>> Begin RECORD EXCERPTS

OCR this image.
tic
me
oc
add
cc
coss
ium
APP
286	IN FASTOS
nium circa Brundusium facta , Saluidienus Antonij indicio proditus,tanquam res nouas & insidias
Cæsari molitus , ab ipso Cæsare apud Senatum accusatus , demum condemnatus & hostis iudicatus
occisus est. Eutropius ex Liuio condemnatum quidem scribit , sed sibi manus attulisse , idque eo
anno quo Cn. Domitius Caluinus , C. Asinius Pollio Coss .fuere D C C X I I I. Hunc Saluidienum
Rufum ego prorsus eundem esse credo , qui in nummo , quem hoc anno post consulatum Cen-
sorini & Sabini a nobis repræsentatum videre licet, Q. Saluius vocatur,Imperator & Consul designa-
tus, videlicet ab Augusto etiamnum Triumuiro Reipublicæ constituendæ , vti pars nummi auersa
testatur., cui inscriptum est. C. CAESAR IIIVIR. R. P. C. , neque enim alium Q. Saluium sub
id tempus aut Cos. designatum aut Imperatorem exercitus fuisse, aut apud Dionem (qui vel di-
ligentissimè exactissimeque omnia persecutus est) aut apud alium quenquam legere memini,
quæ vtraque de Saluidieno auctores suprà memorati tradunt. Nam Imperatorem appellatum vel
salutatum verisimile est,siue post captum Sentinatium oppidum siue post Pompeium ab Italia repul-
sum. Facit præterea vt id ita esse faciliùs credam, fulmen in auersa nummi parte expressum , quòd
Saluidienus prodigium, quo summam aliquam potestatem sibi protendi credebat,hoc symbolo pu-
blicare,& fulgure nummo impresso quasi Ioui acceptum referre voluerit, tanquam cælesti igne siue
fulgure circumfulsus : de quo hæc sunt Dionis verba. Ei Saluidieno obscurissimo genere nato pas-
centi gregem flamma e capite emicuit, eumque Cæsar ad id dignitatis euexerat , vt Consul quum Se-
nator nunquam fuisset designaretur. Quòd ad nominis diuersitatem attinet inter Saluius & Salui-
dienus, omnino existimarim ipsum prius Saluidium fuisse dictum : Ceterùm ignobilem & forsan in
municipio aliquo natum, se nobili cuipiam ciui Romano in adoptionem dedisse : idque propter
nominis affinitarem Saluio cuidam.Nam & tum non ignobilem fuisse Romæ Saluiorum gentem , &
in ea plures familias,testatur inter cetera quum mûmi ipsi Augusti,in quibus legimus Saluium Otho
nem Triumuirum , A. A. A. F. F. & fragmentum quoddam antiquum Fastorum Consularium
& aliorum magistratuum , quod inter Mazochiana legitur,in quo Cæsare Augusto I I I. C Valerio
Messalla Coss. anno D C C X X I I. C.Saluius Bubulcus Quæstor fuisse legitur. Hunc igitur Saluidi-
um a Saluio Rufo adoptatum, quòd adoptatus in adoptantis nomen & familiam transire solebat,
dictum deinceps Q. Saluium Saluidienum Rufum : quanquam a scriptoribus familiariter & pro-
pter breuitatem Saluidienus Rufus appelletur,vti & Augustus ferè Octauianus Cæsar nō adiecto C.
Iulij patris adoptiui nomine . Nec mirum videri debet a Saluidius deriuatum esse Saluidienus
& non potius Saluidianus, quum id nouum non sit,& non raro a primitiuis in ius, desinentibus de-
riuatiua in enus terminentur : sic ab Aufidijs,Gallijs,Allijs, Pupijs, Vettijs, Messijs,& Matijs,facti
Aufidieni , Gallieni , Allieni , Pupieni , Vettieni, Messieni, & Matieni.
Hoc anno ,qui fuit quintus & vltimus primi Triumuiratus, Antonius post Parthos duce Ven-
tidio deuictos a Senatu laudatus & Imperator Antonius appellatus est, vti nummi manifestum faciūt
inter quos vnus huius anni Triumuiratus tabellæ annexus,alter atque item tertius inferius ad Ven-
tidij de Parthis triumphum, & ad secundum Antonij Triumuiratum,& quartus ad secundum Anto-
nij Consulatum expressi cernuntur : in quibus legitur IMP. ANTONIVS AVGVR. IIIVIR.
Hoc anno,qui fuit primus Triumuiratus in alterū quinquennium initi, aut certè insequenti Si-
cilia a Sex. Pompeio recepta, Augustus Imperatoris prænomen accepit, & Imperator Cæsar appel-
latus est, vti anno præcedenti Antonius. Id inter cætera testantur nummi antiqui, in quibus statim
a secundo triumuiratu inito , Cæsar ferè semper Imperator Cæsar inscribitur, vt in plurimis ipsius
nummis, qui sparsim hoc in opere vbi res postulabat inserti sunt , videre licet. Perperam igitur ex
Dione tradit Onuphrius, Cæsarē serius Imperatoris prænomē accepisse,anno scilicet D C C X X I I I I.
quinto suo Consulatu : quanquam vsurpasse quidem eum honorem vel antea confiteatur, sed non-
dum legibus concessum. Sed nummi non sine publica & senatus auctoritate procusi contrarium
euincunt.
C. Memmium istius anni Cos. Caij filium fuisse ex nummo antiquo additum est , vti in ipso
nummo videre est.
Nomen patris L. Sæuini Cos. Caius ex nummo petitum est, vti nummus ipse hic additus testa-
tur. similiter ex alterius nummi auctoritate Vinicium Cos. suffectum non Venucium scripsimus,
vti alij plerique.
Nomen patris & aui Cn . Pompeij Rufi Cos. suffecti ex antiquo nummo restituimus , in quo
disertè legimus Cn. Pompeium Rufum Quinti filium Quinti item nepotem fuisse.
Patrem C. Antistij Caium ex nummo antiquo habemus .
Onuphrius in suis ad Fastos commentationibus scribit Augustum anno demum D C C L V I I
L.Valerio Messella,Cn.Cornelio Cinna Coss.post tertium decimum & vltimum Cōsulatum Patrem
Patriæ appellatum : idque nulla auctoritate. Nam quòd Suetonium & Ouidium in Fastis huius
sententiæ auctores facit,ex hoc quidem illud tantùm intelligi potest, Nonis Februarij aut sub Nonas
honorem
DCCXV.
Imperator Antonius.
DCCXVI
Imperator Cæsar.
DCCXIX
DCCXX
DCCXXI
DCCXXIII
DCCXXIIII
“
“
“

>> End RECORD EXCERPTS

- JOB -
Print the records once more, exactly as they were given.

- EXERCISE SOLUTION -
OCR this image.
tic
me
oc
add
cc
coss
ium
APP
286	IN FASTOS
nium circa Brundusium facta , Saluidienus Antonij indicio proditus,tanquam res nouas & insidias
Cæsari molitus , ab ipso Cæsare apud Senatum accusatus , demum condemnatus & hostis iudicatus
occisus est. Eutropius ex Liuio condemnatum quidem scribit , sed sibi manus attulisse , idque eo
anno quo Cn. Domitius Caluinus , C. Asinius Pollio Coss .fuere D C C X I I I. Hunc Saluidienum
Rufum ego prorsus eundem esse credo , qui in nummo , quem hoc anno post consulatum Cen-
sorini & Sabini a nobis repræsentatum videre licet, Q. Saluius vocatur,Imperator & Consul designa-
tus, videlicet ab Augusto etiamnum Triumuiro Reipublicæ constituendæ , vti pars nummi auersa
testatur., cui inscriptum est. C. CAESAR IIIVIR. R. P. C. , neque enim alium Q. Saluium sub
id tempus aut Cos. designatum aut Imperatorem exercitus fuisse, aut apud Dionem (qui vel di-
ligentissimè exactissimeque omnia persecutus est) aut apud alium quenquam legere memini,
quæ vtraque de Saluidieno auctores suprà memorati tradunt. Nam Imperatorem appellatum vel
salutatum verisimile est,siue post captum Sentinatium oppidum siue post Pompeium ab Italia repul-
sum. Facit præterea vt id ita esse faciliùs credam, fulmen in auersa nummi parte expressum , quòd
Saluidienus prodigium, quo summam aliquam potestatem sibi protendi credebat,hoc symbolo pu-
blicare,& fulgure nummo impresso quasi Ioui acceptum referre voluerit, tanquam cælesti igne siue
fulgure circumfulsus : de quo hæc sunt Dionis verba. Ei Saluidieno obscurissimo genere nato pas-
centi gregem flamma e capite emicuit, eumque Cæsar ad id dignitatis euexerat , vt Consul quum Se-
nator nunquam fuisset designaretur. Quòd ad nominis diuersitatem attinet inter Saluius & Salui-
dienus, omnino existimarim ipsum prius Saluidium fuisse dictum : Ceterùm ignobilem & forsan in
municipio aliquo natum, se nobili cuipiam ciui Romano in adoptionem dedisse : idque propter
nominis affinitarem Saluio cuidam.Nam & tum non ignobilem fuisse Romæ Saluiorum gentem , &
in ea plures familias,testatur inter cetera quum mûmi ipsi Augusti,in quibus legimus Saluium Otho
nem Triumuirum , A. A. A. F. F. & fragmentum quoddam antiquum Fastorum Consularium
& aliorum magistratuum , quod inter Mazochiana legitur,in quo Cæsare Augusto I I I. C Valerio
Messalla Coss. anno D C C X X I I. C.Saluius Bubulcus Quæstor fuisse legitur. Hunc igitur Saluidi-
um a Saluio Rufo adoptatum, quòd adoptatus in adoptantis nomen & familiam transire solebat,
dictum deinceps Q. Saluium Saluidienum Rufum : quanquam a scriptoribus familiariter & pro-
pter breuitatem Saluidienus Rufus appelletur,vti & Augustus ferè Octauianus Cæsar nō adiecto C.
Iulij patris adoptiui nomine . Nec mirum videri debet a Saluidius deriuatum esse Saluidienus
& non potius Saluidianus, quum id nouum non sit,& non raro a primitiuis in ius, desinentibus de-
riuatiua in enus terminentur : sic ab Aufidijs,Gallijs,Allijs, Pupijs, Vettijs, Messijs,& Matijs,facti
Aufidieni , Gallieni , Allieni , Pupieni , Vettieni, Messieni, & Matieni.
Hoc anno ,qui fuit quintus & vltimus primi Triumuiratus, Antonius post Parthos duce Ven-
tidio deuictos a Senatu laudatus & Imperator Antonius appellatus est, vti nummi manifestum faciūt
inter quos vnus huius anni Triumuiratus tabellæ annexus,alter atque item tertius inferius ad Ven-
tidij de Parthis triumphum, & ad secundum Antonij Triumuiratum,& quartus ad secundum Anto-
nij Consulatum expressi cernuntur : in quibus legitur IMP. ANTONIVS AVGVR. IIIVIR.
Hoc anno,qui fuit primus Triumuiratus in alterū quinquennium initi, aut certè insequenti Si-
cilia a Sex. Pompeio recepta, Augustus Imperatoris prænomen accepit, & Imperator Cæsar appel-
latus est, vti anno præcedenti Antonius. Id inter cætera testantur nummi antiqui, in quibus statim
a secundo triumuiratu inito , Cæsar ferè semper Imperator Cæsar inscribitur, vt in plurimis ipsius
nummis, qui sparsim hoc in opere vbi res postulabat inserti sunt , videre licet. Perperam igitur ex
Dione tradit Onuphrius, Cæsarē serius Imperatoris prænomē accepisse,anno scilicet D C C X X I I I I.
quinto suo Consulatu : quanquam vsurpasse quidem eum honorem vel antea confiteatur, sed non-
dum legibus concessum. Sed nummi non sine publica & senatus auctoritate procusi contrarium
euincunt.
C. Memmium istius anni Cos. Caij filium fuisse ex nummo antiquo additum est , vti in ipso
nummo videre est.
Nomen patris L. Sæuini Cos. Caius ex nummo petitum est, vti nummus ipse hic additus testa-
tur. similiter ex alterius nummi auctoritate Vinicium Cos. suffectum non Venucium scripsimus,
vti alij plerique.
Nomen patris & aui Cn . Pompeij Rufi Cos. suffecti ex antiquo nummo restituimus , in quo
disertè legimus Cn. Pompeium Rufum Quinti filium Quinti item nepotem fuisse.
Patrem C. Antistij Caium ex nummo antiquo habemus .
Onuphrius in suis ad Fastos commentationibus scribit Augustum anno demum D C C L V I I
L.Valerio Messella,Cn.Cornelio Cinna Coss.post tertium decimum & vltimum Cōsulatum Patrem
Patriæ appellatum : idque nulla auctoritate. Nam quòd Suetonium & Ouidium in Fastis huius
sententiæ auctores facit,ex hoc quidem illud tantùm intelligi potest, Nonis Februarij aut sub Nonas
honorem
DCCXV.
Imperator Antonius.
DCCXVI
Imperator Cæsar.
DCCXIX
DCCXX
DCCXXI
DCCXXIII
DCCXXIIII
“
“
“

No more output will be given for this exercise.